Task to complete =
Look in the data below for the line that contains "Convert this document image to plain text.". Copy that line and the remaining lines exactly.

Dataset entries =
%%

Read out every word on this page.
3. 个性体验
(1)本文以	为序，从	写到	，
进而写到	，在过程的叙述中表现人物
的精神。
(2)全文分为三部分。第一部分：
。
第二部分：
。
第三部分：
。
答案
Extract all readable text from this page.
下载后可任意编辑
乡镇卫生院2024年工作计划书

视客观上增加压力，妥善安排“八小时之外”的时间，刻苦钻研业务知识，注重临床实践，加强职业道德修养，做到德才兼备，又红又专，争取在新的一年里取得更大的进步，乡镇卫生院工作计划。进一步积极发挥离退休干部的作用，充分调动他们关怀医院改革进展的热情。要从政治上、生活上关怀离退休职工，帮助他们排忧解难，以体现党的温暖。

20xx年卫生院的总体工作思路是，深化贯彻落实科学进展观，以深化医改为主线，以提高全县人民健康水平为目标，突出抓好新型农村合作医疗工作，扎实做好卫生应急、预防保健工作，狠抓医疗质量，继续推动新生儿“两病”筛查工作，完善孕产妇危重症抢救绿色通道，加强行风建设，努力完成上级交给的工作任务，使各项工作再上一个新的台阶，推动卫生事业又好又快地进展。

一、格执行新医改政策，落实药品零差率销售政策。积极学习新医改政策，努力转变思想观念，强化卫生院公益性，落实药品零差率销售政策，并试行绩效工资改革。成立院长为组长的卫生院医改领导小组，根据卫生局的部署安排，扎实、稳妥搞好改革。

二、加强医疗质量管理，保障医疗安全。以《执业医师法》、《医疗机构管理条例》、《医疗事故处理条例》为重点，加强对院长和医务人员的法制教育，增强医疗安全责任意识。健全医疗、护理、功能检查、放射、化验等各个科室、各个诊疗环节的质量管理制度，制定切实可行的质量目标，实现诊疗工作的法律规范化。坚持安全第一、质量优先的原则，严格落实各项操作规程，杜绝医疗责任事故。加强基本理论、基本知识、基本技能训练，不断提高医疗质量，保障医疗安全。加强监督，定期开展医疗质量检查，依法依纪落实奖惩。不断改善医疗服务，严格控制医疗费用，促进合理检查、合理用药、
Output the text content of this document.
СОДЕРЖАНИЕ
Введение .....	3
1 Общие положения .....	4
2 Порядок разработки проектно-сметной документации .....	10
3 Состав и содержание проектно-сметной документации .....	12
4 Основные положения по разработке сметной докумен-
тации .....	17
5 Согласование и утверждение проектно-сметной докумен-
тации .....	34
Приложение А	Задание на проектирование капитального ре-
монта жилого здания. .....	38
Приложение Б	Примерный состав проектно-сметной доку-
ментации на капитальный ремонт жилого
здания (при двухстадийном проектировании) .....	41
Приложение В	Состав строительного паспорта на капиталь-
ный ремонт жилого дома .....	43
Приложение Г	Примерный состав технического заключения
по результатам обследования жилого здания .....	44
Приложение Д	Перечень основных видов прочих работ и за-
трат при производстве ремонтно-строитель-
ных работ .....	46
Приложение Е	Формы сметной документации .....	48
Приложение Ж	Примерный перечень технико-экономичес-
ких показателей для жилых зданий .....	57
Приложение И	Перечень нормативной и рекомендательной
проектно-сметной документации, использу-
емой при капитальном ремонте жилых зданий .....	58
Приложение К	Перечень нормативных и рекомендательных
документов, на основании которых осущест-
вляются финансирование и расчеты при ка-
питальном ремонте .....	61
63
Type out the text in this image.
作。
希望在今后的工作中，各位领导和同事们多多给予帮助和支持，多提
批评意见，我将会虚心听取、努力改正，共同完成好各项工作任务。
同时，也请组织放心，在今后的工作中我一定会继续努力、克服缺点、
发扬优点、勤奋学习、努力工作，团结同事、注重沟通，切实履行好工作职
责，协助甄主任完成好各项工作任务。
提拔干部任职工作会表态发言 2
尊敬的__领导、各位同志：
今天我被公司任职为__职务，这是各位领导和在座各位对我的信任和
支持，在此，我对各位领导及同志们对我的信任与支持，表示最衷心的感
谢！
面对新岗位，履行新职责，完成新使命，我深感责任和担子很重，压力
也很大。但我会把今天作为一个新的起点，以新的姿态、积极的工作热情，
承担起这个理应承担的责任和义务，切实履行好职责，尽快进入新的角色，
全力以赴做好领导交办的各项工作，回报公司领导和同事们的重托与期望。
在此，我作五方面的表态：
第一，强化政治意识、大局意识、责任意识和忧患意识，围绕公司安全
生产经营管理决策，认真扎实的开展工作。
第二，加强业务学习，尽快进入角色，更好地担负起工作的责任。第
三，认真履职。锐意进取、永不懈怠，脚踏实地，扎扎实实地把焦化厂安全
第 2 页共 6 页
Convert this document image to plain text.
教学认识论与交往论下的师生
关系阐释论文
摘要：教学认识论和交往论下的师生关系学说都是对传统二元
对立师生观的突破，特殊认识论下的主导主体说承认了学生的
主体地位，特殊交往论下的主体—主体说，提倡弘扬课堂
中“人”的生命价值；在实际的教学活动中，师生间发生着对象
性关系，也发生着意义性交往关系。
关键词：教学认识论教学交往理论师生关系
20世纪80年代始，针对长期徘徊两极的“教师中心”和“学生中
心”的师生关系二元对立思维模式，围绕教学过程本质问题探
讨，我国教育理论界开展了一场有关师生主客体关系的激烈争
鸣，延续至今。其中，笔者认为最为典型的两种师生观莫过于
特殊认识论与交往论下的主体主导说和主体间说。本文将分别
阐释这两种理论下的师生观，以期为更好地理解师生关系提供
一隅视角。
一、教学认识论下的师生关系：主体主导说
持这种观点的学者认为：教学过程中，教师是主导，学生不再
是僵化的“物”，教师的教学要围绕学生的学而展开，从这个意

%%

Exercise solution =
Convert this document image to plain text.
教学认识论与交往论下的师生
关系阐释论文
摘要：教学认识论和交往论下的师生关系学说都是对传统二元
对立师生观的突破，特殊认识论下的主导主体说承认了学生的
主体地位，特殊交往论下的主体—主体说，提倡弘扬课堂
中“人”的生命价值；在实际的教学活动中，师生间发生着对象
性关系，也发生着意义性交往关系。
关键词：教学认识论教学交往理论师生关系
20世纪80年代始，针对长期徘徊两极的“教师中心”和“学生中
心”的师生关系二元对立思维模式，围绕教学过程本质问题探
讨，我国教育理论界开展了一场有关师生主客体关系的激烈争
鸣，延续至今。其中，笔者认为最为典型的两种师生观莫过于
特殊认识论与交往论下的主体主导说和主体间说。本文将分别
阐释这两种理论下的师生观，以期为更好地理解师生关系提供
一隅视角。
一、教学认识论下的师生关系：主体主导说
持这种观点的学者认为：教学过程中，教师是主导，学生不再
是僵化的“物”，教师的教学要围绕学生的学而展开，从这个意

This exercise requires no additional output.